- To be done:
Go through the records and show each line where the word "xlabel" occurs.

- Task material:
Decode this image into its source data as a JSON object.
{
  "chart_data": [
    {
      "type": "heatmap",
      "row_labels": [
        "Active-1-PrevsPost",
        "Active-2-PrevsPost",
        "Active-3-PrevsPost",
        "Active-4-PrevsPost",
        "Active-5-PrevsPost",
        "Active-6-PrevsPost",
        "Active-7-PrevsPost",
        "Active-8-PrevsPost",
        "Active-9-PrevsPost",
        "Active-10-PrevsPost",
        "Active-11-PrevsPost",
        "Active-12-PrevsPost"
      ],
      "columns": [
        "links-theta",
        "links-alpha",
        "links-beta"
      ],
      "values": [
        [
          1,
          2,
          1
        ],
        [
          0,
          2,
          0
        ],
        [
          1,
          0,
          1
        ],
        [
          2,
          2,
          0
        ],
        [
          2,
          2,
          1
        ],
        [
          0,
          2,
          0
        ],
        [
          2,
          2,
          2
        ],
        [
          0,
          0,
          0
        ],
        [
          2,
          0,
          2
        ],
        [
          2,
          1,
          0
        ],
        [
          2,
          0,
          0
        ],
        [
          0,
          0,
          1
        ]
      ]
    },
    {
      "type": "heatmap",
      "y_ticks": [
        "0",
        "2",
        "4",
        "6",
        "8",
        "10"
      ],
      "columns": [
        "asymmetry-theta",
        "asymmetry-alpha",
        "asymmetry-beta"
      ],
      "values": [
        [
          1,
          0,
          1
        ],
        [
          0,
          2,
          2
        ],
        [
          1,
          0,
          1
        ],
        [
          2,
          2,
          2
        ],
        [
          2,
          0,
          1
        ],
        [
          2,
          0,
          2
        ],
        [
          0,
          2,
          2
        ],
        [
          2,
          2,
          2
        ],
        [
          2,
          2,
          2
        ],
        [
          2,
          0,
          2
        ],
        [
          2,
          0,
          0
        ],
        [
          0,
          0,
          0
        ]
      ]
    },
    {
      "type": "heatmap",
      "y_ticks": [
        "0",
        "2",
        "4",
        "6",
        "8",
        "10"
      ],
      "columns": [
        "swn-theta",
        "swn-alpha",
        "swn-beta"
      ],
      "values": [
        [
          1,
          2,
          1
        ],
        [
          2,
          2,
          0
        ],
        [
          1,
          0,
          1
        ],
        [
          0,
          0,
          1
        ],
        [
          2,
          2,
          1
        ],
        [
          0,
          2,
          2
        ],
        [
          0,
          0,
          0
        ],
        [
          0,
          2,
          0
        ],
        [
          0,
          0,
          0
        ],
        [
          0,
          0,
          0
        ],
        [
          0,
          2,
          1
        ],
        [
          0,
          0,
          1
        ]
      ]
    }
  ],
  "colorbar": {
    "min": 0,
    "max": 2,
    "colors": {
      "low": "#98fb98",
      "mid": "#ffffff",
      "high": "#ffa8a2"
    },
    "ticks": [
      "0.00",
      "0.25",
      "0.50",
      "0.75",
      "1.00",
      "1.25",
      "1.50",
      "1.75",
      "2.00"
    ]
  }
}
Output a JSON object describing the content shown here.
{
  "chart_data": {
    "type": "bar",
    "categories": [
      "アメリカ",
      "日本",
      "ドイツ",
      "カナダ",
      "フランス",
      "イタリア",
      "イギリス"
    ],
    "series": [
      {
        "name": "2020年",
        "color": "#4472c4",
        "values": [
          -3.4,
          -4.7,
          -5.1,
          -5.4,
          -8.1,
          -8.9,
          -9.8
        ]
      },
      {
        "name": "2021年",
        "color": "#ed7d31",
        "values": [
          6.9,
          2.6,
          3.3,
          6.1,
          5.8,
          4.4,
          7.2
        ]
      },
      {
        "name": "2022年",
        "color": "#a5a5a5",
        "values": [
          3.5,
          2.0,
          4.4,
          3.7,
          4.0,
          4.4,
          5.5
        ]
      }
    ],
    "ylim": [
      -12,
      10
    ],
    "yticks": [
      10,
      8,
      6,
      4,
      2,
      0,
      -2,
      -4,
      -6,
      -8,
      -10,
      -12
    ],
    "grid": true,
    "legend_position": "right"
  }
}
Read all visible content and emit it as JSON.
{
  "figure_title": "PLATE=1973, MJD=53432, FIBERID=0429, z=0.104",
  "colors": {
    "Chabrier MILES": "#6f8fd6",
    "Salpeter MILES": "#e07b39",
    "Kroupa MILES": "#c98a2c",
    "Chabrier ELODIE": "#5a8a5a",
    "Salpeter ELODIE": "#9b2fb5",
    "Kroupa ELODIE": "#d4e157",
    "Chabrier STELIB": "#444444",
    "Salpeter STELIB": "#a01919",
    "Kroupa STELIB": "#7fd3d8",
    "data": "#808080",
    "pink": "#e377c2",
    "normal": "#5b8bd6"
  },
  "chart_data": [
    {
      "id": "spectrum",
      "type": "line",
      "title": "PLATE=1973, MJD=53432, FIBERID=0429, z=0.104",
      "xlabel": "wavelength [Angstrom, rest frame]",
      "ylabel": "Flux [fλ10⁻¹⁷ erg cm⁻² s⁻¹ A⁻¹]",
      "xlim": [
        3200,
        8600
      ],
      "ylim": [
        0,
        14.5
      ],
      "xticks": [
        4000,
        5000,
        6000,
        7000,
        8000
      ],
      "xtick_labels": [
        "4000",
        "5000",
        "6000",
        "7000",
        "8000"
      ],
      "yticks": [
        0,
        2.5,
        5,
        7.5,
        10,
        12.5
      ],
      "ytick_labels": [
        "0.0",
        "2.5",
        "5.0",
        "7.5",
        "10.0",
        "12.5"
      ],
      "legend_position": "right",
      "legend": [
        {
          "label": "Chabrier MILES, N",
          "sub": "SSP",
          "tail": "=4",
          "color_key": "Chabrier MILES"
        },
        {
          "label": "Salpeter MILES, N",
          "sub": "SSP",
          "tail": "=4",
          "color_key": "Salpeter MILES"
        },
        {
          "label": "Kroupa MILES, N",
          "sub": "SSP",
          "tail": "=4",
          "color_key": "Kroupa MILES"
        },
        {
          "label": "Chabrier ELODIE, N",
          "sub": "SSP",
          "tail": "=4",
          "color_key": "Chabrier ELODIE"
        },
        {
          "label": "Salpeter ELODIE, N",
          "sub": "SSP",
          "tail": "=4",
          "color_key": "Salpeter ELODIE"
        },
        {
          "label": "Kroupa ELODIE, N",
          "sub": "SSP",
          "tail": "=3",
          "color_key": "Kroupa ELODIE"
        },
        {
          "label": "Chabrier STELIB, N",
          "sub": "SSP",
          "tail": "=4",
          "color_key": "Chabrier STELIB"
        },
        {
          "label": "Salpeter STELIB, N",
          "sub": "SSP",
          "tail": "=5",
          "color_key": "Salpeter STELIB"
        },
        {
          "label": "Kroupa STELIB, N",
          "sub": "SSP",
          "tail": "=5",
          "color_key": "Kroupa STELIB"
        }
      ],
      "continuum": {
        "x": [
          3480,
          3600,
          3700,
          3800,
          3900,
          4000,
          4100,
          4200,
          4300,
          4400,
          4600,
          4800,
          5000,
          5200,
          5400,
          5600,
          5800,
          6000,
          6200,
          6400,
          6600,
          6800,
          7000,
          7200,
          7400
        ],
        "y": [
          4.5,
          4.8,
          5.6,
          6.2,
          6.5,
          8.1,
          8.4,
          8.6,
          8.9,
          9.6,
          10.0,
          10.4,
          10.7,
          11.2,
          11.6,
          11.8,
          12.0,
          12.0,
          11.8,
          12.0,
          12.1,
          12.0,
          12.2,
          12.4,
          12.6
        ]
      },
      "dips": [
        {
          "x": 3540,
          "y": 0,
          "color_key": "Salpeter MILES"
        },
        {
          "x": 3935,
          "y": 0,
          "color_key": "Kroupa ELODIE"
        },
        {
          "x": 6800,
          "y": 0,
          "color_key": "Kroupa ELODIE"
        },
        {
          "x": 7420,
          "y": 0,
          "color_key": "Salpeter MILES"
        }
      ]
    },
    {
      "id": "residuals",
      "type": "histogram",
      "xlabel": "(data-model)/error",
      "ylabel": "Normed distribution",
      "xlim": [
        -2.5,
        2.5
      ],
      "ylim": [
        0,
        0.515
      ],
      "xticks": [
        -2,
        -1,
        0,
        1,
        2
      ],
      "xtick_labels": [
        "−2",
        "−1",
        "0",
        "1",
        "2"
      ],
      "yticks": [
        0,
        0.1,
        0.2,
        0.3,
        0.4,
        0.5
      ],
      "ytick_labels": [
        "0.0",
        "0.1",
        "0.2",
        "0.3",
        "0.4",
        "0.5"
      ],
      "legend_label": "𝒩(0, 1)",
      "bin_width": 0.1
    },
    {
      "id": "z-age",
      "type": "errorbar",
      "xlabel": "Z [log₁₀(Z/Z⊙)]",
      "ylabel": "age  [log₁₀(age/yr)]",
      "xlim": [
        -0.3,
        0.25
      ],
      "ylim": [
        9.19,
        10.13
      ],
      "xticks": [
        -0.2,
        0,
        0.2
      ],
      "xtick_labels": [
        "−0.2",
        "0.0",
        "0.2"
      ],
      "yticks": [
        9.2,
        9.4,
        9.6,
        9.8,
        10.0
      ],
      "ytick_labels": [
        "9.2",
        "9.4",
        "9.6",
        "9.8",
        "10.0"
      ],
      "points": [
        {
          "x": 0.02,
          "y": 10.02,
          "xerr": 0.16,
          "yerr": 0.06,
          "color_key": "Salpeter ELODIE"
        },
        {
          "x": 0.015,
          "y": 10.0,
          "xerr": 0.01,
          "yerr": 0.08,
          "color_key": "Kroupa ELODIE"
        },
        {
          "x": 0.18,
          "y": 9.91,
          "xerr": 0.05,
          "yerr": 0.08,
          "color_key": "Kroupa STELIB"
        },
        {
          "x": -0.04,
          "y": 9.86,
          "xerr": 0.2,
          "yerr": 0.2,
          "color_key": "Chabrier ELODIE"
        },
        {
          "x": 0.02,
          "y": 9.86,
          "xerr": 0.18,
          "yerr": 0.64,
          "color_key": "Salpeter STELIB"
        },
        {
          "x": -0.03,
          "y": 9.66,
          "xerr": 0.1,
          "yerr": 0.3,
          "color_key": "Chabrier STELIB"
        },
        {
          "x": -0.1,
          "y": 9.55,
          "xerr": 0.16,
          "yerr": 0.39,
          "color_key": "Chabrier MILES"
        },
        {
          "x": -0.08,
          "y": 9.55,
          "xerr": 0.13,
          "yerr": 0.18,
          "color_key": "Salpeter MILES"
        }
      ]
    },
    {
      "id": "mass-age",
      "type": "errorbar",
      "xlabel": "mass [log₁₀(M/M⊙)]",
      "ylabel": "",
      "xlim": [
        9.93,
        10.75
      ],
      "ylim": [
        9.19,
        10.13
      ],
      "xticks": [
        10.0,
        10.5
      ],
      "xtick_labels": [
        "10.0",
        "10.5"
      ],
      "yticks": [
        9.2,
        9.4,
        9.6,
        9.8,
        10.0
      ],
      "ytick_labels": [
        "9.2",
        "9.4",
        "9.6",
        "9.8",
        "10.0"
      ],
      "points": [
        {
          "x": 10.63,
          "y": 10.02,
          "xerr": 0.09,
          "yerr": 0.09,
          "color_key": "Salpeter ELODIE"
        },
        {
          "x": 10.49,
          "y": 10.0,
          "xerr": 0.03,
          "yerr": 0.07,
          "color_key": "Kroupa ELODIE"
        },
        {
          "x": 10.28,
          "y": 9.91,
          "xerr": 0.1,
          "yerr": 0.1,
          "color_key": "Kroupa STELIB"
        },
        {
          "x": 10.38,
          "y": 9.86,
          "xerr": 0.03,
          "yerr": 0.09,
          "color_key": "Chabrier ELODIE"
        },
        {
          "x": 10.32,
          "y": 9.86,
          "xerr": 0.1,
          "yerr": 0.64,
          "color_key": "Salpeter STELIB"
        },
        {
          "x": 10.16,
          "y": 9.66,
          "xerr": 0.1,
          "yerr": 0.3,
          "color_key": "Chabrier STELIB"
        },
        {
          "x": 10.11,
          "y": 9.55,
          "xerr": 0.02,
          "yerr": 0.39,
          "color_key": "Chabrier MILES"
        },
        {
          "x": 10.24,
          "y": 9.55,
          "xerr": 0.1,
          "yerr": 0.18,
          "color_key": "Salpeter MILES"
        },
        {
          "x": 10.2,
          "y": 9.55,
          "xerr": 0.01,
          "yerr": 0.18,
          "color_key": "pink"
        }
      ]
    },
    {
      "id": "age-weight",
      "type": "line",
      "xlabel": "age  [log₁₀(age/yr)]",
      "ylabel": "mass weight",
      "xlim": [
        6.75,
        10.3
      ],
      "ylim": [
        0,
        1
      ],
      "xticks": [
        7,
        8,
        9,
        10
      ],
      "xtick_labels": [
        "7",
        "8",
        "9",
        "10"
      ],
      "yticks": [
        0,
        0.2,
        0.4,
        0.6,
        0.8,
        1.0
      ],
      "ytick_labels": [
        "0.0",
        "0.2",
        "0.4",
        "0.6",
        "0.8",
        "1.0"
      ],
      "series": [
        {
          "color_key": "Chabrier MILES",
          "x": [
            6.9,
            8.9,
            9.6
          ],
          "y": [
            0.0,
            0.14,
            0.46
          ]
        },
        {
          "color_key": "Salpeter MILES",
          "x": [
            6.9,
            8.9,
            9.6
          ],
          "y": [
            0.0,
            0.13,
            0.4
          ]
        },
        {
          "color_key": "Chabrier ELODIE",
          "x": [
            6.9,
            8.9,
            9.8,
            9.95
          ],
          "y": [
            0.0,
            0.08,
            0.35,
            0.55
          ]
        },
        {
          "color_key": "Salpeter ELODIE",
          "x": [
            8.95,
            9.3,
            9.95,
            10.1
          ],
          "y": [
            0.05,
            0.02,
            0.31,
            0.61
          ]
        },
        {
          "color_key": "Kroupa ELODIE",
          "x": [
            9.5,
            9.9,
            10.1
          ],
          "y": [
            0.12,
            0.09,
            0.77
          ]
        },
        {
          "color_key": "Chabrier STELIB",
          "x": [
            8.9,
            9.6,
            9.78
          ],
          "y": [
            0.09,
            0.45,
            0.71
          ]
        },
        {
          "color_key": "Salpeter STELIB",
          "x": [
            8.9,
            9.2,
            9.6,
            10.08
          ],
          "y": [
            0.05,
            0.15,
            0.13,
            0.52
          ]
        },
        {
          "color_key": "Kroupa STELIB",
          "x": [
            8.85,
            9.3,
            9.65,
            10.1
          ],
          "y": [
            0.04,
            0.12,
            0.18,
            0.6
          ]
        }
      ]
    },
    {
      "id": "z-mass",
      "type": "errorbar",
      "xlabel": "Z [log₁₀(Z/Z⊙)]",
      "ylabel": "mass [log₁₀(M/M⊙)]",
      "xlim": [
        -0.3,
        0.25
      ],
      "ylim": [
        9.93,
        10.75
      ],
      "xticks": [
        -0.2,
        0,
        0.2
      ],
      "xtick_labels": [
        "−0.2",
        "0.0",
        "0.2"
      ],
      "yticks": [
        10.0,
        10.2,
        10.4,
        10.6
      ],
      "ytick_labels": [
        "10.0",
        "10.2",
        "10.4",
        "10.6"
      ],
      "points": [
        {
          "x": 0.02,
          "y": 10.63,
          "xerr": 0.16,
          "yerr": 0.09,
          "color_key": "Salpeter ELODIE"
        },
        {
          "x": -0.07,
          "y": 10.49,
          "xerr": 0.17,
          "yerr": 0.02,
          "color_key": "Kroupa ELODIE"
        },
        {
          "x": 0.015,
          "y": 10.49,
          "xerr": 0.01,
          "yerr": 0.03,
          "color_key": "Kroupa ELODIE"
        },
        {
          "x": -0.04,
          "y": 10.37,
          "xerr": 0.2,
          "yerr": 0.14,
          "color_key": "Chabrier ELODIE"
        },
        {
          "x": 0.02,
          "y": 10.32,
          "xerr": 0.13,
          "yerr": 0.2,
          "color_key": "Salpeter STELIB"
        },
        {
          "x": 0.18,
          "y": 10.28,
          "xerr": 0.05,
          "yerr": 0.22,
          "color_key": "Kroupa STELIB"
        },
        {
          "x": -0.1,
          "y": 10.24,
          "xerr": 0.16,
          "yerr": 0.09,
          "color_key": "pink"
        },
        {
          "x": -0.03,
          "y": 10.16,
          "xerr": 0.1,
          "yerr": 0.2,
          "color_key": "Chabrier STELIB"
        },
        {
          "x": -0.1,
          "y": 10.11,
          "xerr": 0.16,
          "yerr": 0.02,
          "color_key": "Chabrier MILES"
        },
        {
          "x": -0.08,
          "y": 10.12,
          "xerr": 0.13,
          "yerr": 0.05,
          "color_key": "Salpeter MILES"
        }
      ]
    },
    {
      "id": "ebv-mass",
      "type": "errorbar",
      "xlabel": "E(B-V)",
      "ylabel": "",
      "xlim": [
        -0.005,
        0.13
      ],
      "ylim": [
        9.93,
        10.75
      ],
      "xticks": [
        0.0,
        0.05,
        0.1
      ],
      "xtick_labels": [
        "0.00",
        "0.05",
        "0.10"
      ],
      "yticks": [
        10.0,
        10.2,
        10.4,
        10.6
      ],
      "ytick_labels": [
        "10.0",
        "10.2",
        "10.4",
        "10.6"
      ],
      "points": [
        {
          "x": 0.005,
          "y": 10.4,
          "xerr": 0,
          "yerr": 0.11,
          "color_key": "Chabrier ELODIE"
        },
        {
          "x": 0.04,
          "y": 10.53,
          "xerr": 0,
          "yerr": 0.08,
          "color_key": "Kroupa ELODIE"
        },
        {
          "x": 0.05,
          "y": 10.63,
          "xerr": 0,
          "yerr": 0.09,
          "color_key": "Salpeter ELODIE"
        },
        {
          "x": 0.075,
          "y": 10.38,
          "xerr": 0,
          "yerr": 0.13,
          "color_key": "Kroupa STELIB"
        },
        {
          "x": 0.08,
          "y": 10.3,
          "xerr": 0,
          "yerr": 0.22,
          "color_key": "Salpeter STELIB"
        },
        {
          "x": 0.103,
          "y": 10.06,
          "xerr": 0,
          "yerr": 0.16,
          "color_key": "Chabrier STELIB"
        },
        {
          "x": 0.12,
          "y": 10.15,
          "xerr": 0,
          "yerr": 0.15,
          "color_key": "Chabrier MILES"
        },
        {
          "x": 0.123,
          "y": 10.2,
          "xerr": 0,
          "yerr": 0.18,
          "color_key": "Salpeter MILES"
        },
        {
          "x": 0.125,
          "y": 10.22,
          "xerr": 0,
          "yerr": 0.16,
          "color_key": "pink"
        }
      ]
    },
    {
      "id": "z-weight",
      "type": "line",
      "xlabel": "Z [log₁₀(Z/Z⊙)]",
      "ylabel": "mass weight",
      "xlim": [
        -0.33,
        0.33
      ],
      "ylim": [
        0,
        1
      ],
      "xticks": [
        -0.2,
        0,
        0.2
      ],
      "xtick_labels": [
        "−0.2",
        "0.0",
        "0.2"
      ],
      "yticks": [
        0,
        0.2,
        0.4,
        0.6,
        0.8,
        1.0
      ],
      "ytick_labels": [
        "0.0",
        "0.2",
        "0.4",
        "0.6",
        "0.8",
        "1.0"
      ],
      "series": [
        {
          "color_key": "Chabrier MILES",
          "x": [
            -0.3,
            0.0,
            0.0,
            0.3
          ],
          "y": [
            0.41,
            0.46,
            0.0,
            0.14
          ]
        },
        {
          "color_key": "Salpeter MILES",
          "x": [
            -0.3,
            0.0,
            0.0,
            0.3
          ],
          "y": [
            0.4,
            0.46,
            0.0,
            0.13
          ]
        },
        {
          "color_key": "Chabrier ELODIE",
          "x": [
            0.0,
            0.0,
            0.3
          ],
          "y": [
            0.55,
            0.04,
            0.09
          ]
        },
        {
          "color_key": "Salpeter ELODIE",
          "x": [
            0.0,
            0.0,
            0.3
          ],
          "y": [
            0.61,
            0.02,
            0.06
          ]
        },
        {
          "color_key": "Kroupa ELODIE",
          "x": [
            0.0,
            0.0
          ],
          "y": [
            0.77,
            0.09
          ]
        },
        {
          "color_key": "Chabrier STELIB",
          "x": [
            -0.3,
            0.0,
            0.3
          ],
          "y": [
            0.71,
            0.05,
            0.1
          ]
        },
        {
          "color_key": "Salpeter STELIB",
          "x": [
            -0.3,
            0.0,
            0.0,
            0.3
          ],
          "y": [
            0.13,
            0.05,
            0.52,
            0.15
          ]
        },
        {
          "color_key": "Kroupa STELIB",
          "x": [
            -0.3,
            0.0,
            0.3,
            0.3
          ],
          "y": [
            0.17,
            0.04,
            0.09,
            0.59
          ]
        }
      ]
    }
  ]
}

- Result of the exercise:
      "xlabel": "wavelength [Angstrom, rest frame]",
      "xlabel": "(data-model)/error",
      "xlabel": "Z [log₁₀(Z/Z⊙)]",
      "xlabel": "mass [log₁₀(M/M⊙)]",
      "xlabel": "age  [log₁₀(age/yr)]",
      "xlabel": "Z [log₁₀(Z/Z⊙)]",
      "xlabel": "E(B-V)",
      "xlabel": "Z [log₁₀(Z/Z⊙)]",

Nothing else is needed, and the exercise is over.